Task to carry out:
Find the lines below that contain the string "Instrument". Copy each one.

Material for the task:
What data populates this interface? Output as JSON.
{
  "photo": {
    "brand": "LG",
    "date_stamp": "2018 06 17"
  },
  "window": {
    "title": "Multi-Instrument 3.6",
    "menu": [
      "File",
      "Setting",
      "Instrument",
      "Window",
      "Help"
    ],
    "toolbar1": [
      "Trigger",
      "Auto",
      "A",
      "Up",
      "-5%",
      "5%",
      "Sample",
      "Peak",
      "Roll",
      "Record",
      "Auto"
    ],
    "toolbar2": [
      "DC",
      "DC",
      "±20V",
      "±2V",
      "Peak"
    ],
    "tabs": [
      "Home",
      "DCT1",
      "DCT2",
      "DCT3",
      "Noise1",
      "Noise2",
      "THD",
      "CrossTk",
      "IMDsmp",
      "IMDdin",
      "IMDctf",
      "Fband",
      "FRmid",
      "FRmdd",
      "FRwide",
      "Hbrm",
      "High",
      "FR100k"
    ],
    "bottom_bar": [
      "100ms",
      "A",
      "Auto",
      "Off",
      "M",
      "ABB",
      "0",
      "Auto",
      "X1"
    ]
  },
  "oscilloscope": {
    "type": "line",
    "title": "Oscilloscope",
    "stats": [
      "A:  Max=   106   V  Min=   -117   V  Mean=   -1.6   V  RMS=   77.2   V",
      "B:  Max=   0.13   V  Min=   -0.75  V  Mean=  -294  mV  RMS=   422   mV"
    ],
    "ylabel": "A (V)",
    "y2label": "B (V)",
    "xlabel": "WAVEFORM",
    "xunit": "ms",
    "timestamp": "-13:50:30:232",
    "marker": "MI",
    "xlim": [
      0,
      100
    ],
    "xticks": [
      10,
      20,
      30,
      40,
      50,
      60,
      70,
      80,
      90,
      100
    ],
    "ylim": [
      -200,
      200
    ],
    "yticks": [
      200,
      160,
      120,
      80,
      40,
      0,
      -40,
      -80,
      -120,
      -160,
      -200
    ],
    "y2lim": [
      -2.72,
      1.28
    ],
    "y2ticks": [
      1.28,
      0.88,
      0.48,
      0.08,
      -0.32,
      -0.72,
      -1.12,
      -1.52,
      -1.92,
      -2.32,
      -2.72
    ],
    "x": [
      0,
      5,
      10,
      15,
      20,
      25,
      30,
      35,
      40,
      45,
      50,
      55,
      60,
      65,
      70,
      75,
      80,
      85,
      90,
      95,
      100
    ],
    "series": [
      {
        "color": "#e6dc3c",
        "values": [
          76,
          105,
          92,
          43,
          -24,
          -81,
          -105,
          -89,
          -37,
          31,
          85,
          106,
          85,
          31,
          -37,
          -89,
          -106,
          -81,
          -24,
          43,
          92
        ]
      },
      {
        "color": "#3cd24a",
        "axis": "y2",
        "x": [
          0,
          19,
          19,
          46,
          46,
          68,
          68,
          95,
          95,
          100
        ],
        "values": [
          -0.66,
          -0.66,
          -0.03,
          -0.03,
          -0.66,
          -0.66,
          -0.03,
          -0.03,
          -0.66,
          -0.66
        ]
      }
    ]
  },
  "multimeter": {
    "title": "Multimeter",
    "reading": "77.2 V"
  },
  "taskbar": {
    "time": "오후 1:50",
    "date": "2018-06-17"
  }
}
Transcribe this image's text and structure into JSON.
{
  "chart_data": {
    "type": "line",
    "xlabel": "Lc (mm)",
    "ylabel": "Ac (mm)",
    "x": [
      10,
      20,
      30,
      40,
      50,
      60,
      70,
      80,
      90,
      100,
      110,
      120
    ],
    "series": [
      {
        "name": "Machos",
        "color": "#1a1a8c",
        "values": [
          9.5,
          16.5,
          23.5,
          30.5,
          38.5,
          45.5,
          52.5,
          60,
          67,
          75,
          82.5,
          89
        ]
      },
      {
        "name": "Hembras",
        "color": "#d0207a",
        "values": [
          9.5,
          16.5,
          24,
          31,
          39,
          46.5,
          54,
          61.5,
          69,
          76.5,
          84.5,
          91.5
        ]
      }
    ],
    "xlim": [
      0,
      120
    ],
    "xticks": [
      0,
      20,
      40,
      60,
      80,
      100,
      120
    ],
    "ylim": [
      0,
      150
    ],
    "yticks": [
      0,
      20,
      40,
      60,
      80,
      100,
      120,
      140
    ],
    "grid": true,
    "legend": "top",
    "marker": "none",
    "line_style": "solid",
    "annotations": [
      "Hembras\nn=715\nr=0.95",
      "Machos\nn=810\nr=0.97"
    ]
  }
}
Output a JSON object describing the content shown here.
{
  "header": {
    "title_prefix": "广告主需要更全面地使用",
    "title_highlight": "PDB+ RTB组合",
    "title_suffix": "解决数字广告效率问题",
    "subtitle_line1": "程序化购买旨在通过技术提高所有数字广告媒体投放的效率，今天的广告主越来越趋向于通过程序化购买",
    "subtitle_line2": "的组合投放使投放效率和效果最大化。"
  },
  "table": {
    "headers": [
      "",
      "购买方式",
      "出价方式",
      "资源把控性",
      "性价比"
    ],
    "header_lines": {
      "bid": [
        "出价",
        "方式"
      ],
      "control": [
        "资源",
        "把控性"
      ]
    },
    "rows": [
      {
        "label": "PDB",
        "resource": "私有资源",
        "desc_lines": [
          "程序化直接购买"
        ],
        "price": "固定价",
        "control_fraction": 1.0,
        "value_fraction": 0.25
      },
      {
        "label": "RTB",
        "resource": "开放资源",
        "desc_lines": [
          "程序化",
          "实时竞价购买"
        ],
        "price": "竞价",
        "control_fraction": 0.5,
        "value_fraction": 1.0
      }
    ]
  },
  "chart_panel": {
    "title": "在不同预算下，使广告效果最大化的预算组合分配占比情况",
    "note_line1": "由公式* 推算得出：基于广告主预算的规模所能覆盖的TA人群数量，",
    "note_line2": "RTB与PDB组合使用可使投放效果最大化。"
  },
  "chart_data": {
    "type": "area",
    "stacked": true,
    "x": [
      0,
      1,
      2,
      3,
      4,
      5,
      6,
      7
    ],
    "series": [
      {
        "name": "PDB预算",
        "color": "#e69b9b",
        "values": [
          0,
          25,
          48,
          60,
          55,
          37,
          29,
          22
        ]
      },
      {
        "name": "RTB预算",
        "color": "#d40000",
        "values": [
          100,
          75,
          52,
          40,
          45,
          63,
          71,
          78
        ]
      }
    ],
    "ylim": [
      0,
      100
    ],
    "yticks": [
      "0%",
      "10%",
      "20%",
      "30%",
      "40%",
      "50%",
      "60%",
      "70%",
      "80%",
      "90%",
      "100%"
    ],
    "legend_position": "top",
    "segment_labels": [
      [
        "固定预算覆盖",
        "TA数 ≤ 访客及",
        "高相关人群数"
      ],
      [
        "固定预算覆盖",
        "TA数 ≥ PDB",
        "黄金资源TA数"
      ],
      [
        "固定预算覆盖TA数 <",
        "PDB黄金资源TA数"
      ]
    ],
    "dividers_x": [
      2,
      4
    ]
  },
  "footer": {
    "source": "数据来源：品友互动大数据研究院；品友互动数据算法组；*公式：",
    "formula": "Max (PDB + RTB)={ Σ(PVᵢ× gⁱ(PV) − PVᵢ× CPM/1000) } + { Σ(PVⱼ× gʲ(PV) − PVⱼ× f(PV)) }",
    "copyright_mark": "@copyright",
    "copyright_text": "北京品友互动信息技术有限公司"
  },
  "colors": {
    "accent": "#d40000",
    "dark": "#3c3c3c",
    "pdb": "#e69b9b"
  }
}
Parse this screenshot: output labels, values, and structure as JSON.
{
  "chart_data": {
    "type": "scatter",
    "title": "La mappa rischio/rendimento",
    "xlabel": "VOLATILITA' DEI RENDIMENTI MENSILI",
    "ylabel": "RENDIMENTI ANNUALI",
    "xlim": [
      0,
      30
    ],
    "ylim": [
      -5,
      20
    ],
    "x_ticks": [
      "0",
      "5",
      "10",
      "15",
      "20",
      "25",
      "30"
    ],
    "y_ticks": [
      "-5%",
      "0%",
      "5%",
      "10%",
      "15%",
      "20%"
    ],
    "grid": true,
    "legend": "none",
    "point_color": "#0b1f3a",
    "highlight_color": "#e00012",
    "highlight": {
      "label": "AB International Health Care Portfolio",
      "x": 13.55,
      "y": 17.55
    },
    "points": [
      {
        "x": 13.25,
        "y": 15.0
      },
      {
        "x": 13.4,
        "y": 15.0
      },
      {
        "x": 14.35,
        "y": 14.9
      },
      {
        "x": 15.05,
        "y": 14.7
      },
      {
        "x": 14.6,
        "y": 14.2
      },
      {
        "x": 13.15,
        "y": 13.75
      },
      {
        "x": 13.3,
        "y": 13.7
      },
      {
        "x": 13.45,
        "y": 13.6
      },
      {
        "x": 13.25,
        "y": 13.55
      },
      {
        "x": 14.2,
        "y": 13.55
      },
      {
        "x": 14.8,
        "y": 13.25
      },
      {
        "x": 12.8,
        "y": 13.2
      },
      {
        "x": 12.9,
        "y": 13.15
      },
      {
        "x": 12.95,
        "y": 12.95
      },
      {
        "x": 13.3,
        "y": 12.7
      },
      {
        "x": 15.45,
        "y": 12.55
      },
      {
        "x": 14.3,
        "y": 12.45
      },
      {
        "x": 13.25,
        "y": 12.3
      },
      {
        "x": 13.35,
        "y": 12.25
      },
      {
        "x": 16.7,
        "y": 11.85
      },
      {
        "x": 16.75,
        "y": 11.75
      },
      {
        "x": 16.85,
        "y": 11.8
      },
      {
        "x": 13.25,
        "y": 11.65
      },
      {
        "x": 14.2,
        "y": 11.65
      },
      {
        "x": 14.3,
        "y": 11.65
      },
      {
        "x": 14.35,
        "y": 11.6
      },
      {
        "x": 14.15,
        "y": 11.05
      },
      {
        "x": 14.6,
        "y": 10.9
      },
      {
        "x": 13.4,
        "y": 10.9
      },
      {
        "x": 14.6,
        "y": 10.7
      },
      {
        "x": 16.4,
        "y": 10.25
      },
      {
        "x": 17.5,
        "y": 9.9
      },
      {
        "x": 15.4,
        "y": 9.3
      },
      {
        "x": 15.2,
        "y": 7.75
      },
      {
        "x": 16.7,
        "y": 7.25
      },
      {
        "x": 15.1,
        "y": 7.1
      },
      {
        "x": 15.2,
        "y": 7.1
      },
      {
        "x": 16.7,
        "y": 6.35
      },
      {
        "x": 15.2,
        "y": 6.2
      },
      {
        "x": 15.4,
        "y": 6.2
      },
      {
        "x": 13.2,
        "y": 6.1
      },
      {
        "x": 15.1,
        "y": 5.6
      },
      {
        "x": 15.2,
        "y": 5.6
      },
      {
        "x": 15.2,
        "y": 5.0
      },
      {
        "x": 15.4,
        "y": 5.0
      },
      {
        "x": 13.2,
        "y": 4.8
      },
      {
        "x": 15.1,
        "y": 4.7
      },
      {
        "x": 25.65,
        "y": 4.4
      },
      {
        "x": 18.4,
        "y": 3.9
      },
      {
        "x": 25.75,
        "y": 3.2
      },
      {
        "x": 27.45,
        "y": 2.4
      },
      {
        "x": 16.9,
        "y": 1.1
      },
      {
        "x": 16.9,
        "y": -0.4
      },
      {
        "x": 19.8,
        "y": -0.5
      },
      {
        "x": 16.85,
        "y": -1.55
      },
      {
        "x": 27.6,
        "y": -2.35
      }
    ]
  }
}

Output:
    "title": "Multi-Instrument 3.6",
      "Instrument",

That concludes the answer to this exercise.